**Data entries:**
|---|

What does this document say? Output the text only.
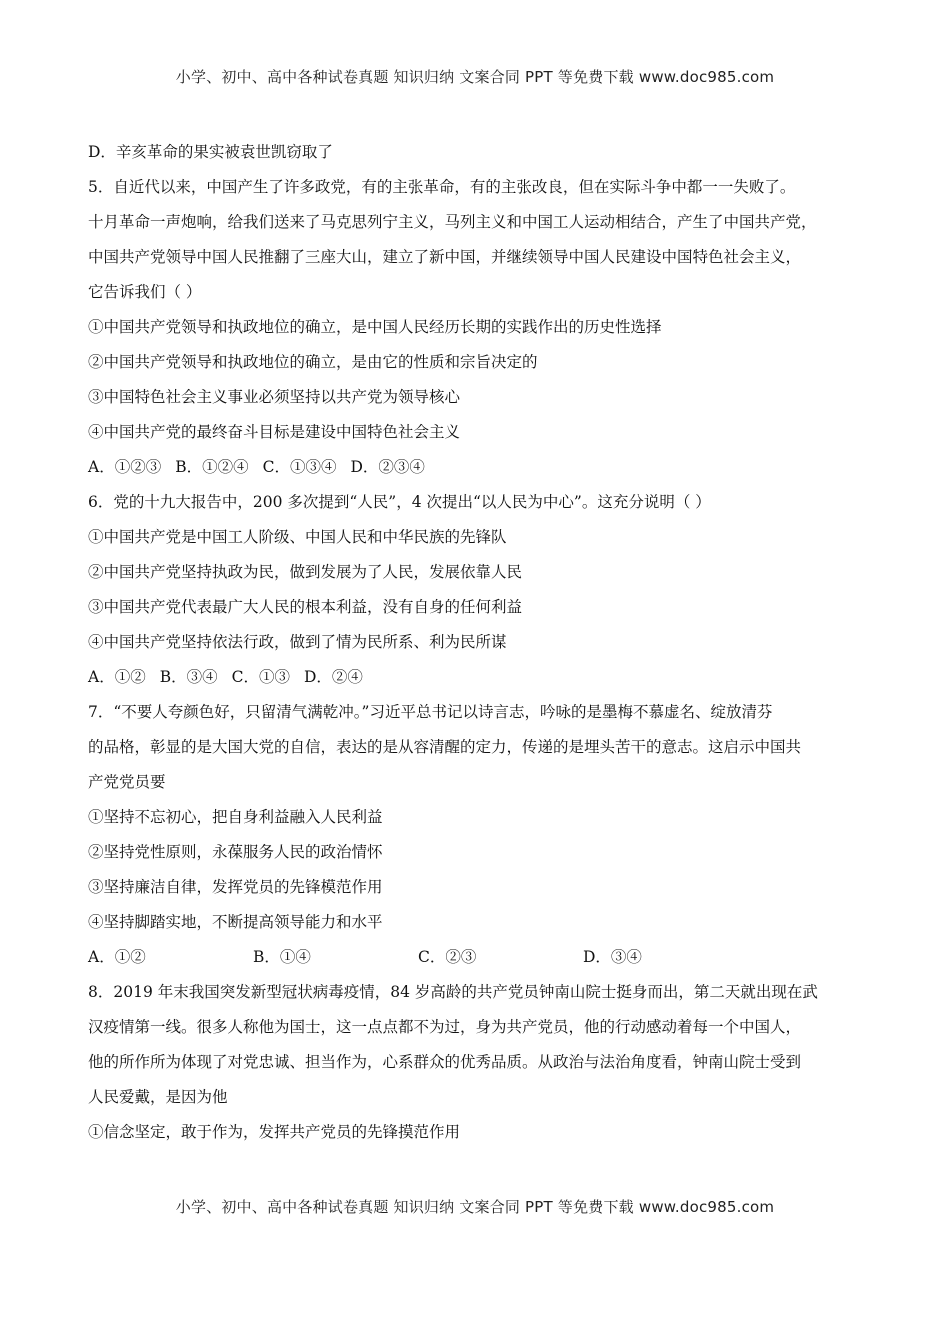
小学、初中、高中各种试卷真题 知识归纳 文案合同 PPT 等免费下载 www.doc985.com
D．辛亥革命的果实被袁世凯窃取了
5．自近代以来，中国产生了许多政党，有的主张革命，有的主张改良，但在实际斗争中都一一失败了。
十月革命一声炮响，给我们送来了马克思列宁主义，马列主义和中国工人运动相结合，产生了中国共产党，
中国共产党领导中国人民推翻了三座大山，建立了新中国，并继续领导中国人民建设中国特色社会主义，
它告诉我们（ ）
①中国共产党领导和执政地位的确立，是中国人民经历长期的实践作出的历史性选择
②中国共产党领导和执政地位的确立，是由它的性质和宗旨决定的
③中国特色社会主义事业必须坚持以共产党为领导核心
④中国共产党的最终奋斗目标是建设中国特色社会主义
A．①②③ B．①②④ C．①③④ D．②③④
6．党的十九大报告中，200 多次提到“人民”，4 次提出“以人民为中心”。这充分说明（ ）
①中国共产党是中国工人阶级、中国人民和中华民族的先锋队
②中国共产党坚持执政为民，做到发展为了人民，发展依靠人民
③中国共产党代表最广大人民的根本利益，没有自身的任何利益
④中国共产党坚持依法行政，做到了情为民所系、利为民所谋
A．①② B．③④ C．①③ D．②④
7．“不要人夸颜色好，只留清气满乾冲。”习近平总书记以诗言志，吟咏的是墨梅不慕虚名、绽放清芬
的品格，彰显的是大国大党的自信，表达的是从容清醒的定力，传递的是埋头苦干的意志。这启示中国共
产党党员要
①坚持不忘初心，把自身利益融入人民利益
②坚持党性原则，永葆服务人民的政治情怀
③坚持廉洁自律，发挥党员的先锋模范作用
④坚持脚踏实地，不断提高领导能力和水平
A．①②	B．①④	C．②③	D．③④
8．2019 年末我国突发新型冠状病毒疫情，84 岁高龄的共产党员钟南山院士挺身而出，第二天就出现在武
汉疫情第一线。很多人称他为国士，这一点点都不为过，身为共产党员，他的行动感动着每一个中国人，
他的所作所为体现了对党忠诚、担当作为，心系群众的优秀品质。从政治与法治角度看，钟南山院士受到
人民爱戴，是因为他
①信念坚定，敢于作为，发挥共产党员的先锋摸范作用
小学、初中、高中各种试卷真题 知识归纳 文案合同 PPT 等免费下载 www.doc985.com
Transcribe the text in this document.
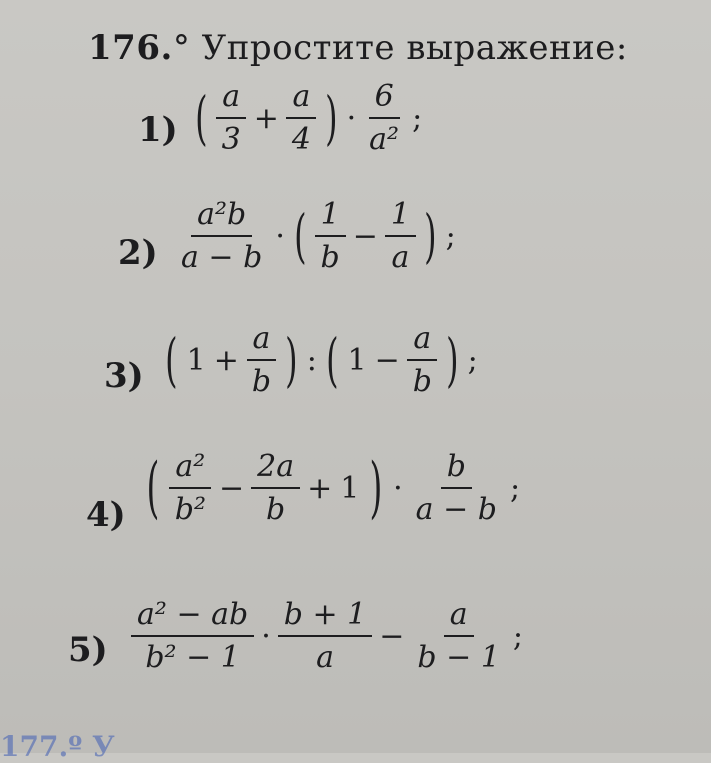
176.° Упростите выражение:
1) ( $\frac{a}{3} + \frac{a}{4}$ ) · $\frac{6}{\text{a²}}$ ;
$2) \frac{\text{a²b}}{a - b}$ · ( $\frac{1}{b} - \frac{1}{a}$ ) ;
3) ( $1 + \frac{a}{b}$ ) : ( $1 - \frac{a}{b}$ ) ;
4) ( $\frac{\text{a²}}{\text{b²}} - \frac{2a}{b} + 1$ ) · $\frac{b}{a - b}$ ;
$5) \frac{\text{a² − ab}}{\text{b² − 1}} \cdot \frac{b + 1}{a} - \frac{a}{b - 1}$ ;
177.º У
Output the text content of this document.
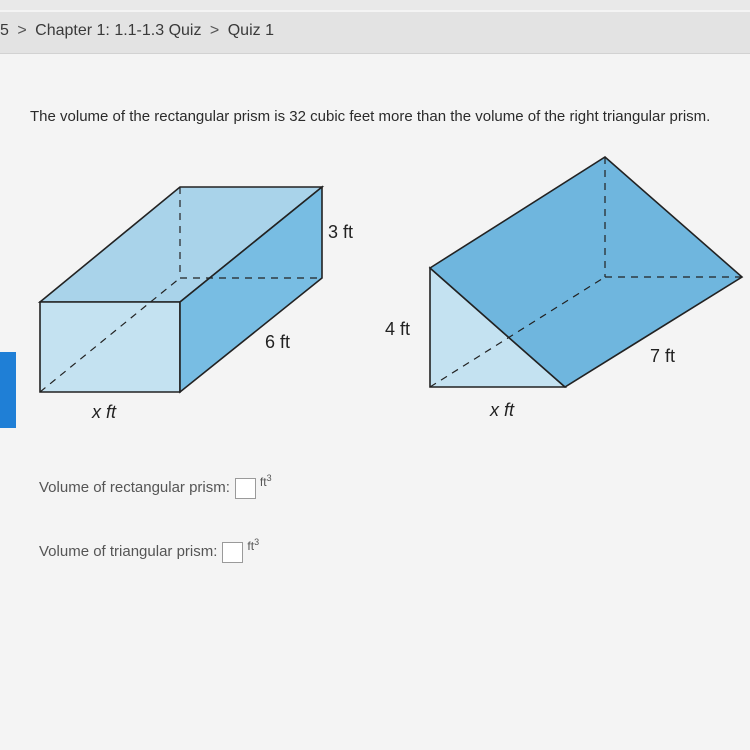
5 > Chapter 1: 1.1-1.3 Quiz > Quiz 1
The volume of the rectangular prism is 32 cubic feet more than the volume of the right triangular prism.
3 ft
6 ft
x ft
4 ft
7 ft
x ft
Volume of rectangular prism:	$ft^3$
Volume of triangular prism:	$ft^3$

|---|

**What to produce:** Beginning with the line that holds "Output the text content of this document." and ending with the last line of the material above, extract every line exactly, pictures excluded.

**Exercise output:**
Output the text content of this document.
5 > Chapter 1: 1.1-1.3 Quiz > Quiz 1
The volume of the rectangular prism is 32 cubic feet more than the volume of the right triangular prism.
3 ft
6 ft
x ft
4 ft
7 ft
x ft
Volume of rectangular prism:	$ft^3$
Volume of triangular prism:	$ft^3$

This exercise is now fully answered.